*What is needed*:
Start at the line containing "Output a JSON" and transcribe every line exactly through the end of the records below, and only those lines.

*Materials provided*:
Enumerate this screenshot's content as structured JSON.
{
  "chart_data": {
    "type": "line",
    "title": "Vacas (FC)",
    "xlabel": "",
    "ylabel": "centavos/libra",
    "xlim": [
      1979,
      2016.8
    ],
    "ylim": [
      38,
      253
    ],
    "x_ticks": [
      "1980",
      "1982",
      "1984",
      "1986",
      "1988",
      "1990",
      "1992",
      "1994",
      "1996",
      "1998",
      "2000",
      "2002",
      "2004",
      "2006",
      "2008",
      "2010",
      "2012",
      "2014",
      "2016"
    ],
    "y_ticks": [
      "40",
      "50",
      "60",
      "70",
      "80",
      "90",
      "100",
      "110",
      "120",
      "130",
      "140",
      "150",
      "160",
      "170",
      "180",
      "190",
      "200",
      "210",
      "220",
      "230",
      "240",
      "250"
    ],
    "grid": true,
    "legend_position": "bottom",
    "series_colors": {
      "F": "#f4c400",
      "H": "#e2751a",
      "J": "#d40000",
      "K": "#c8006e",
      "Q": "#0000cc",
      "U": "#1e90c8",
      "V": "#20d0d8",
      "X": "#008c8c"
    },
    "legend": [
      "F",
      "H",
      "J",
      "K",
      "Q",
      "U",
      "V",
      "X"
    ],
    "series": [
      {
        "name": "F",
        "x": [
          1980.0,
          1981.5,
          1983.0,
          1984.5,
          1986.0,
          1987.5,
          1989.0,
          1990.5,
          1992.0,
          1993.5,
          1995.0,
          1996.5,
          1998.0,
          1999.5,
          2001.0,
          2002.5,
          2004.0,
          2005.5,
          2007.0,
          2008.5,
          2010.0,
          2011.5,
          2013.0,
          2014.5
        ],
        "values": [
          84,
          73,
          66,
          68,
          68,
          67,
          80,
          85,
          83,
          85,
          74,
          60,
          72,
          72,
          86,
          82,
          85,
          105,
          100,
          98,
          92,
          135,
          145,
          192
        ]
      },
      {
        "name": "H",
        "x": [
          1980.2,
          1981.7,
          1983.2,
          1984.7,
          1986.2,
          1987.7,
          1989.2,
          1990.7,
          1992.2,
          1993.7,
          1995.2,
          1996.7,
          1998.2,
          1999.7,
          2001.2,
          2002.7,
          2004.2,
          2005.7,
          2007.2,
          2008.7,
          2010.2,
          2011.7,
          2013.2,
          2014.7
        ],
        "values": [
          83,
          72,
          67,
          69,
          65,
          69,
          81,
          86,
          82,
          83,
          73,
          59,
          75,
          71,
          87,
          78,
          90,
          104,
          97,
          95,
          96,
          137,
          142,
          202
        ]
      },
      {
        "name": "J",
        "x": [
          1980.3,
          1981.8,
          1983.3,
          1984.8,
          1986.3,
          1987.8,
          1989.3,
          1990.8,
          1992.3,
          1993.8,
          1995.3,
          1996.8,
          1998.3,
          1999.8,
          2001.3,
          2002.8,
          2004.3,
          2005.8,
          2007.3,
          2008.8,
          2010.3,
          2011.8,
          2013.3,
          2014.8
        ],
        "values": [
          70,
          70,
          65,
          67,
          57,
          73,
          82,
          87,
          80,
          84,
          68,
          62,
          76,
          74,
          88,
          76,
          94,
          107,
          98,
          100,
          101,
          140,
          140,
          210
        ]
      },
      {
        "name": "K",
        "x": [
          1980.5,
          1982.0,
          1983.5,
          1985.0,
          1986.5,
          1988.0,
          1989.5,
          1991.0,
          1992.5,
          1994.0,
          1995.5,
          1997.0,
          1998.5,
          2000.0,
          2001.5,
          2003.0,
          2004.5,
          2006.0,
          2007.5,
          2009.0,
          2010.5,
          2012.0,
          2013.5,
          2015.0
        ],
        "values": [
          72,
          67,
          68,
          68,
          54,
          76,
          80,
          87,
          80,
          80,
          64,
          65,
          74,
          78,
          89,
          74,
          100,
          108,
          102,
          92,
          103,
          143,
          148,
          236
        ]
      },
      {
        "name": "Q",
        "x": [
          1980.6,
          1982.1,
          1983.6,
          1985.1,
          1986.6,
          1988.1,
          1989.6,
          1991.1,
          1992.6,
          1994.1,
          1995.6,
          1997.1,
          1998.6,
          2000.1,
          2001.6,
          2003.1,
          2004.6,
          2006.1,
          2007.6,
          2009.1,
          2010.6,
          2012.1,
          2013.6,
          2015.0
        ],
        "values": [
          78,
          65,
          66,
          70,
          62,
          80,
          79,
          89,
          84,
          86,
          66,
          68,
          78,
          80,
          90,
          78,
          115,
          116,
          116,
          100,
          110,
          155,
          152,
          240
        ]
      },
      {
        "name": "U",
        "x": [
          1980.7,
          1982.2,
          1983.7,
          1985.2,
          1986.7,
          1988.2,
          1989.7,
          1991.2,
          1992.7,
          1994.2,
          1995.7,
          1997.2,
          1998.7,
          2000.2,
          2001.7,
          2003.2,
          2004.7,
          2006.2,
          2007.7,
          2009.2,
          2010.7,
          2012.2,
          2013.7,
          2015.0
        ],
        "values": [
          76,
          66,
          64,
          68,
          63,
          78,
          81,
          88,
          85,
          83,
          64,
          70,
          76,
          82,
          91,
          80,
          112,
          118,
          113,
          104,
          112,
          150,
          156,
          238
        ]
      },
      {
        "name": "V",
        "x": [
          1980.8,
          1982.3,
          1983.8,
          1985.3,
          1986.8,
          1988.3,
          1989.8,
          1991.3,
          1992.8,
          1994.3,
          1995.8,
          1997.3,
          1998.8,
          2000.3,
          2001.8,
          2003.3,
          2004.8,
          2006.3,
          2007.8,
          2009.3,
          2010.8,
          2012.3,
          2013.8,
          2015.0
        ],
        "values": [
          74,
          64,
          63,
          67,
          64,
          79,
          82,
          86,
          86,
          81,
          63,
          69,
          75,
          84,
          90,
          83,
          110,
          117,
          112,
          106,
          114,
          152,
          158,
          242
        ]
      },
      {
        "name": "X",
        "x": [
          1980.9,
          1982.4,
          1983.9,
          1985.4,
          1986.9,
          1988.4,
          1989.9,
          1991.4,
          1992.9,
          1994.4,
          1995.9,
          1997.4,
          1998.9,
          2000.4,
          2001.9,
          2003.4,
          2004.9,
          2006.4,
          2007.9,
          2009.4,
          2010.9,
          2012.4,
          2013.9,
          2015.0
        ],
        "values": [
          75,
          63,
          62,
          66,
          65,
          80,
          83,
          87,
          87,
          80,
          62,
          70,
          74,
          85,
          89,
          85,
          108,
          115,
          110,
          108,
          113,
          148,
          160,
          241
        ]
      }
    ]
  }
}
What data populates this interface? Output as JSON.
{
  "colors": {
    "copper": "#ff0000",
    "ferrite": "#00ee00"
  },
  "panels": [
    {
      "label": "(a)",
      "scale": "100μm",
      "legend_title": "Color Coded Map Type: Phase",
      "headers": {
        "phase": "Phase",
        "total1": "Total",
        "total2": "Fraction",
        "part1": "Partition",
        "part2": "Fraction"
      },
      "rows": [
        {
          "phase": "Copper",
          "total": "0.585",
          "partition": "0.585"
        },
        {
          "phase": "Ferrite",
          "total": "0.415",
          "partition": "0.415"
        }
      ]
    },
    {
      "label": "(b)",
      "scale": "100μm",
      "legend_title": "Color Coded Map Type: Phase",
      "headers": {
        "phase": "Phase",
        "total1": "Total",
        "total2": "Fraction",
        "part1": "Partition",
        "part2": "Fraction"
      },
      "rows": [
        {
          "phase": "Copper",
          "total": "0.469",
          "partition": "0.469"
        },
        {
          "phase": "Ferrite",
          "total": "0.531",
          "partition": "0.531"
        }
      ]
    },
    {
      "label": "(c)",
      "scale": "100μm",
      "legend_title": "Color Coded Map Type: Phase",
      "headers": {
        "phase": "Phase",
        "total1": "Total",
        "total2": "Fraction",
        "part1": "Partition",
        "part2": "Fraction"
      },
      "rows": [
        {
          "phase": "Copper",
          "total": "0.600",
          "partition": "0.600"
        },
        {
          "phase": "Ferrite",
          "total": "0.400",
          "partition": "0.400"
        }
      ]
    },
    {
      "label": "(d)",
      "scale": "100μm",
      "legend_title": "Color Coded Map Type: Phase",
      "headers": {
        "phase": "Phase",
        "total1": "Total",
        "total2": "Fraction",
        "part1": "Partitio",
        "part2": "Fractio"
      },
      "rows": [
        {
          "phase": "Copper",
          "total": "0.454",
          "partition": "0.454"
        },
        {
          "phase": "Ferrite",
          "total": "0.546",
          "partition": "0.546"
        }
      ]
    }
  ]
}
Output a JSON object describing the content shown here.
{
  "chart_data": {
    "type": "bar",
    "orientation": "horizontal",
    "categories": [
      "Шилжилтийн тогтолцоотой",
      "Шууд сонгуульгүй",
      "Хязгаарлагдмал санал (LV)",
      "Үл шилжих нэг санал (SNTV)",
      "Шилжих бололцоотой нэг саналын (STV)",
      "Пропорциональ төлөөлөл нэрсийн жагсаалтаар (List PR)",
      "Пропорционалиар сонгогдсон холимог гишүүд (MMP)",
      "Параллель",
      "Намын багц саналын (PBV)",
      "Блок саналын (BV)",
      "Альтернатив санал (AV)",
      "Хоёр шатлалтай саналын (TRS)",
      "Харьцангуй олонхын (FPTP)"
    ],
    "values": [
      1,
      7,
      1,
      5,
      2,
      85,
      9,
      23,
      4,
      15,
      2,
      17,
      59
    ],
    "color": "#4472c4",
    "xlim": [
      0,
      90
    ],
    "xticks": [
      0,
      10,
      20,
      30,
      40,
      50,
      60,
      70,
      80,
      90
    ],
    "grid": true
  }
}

*Exercise output*:
Output a JSON object describing the content shown here.
{
  "chart_data": {
    "type": "bar",
    "orientation": "horizontal",
    "categories": [
      "Шилжилтийн тогтолцоотой",
      "Шууд сонгуульгүй",
      "Хязгаарлагдмал санал (LV)",
      "Үл шилжих нэг санал (SNTV)",
      "Шилжих бололцоотой нэг саналын (STV)",
      "Пропорциональ төлөөлөл нэрсийн жагсаалтаар (List PR)",
      "Пропорционалиар сонгогдсон холимог гишүүд (MMP)",
      "Параллель",
      "Намын багц саналын (PBV)",
      "Блок саналын (BV)",
      "Альтернатив санал (AV)",
      "Хоёр шатлалтай саналын (TRS)",
      "Харьцангуй олонхын (FPTP)"
    ],
    "values": [
      1,
      7,
      1,
      5,
      2,
      85,
      9,
      23,
      4,
      15,
      2,
      17,
      59
    ],
    "color": "#4472c4",
    "xlim": [
      0,
      90
    ],
    "xticks": [
      0,
      10,
      20,
      30,
      40,
      50,
      60,
      70,
      80,
      90
    ],
    "grid": true
  }
}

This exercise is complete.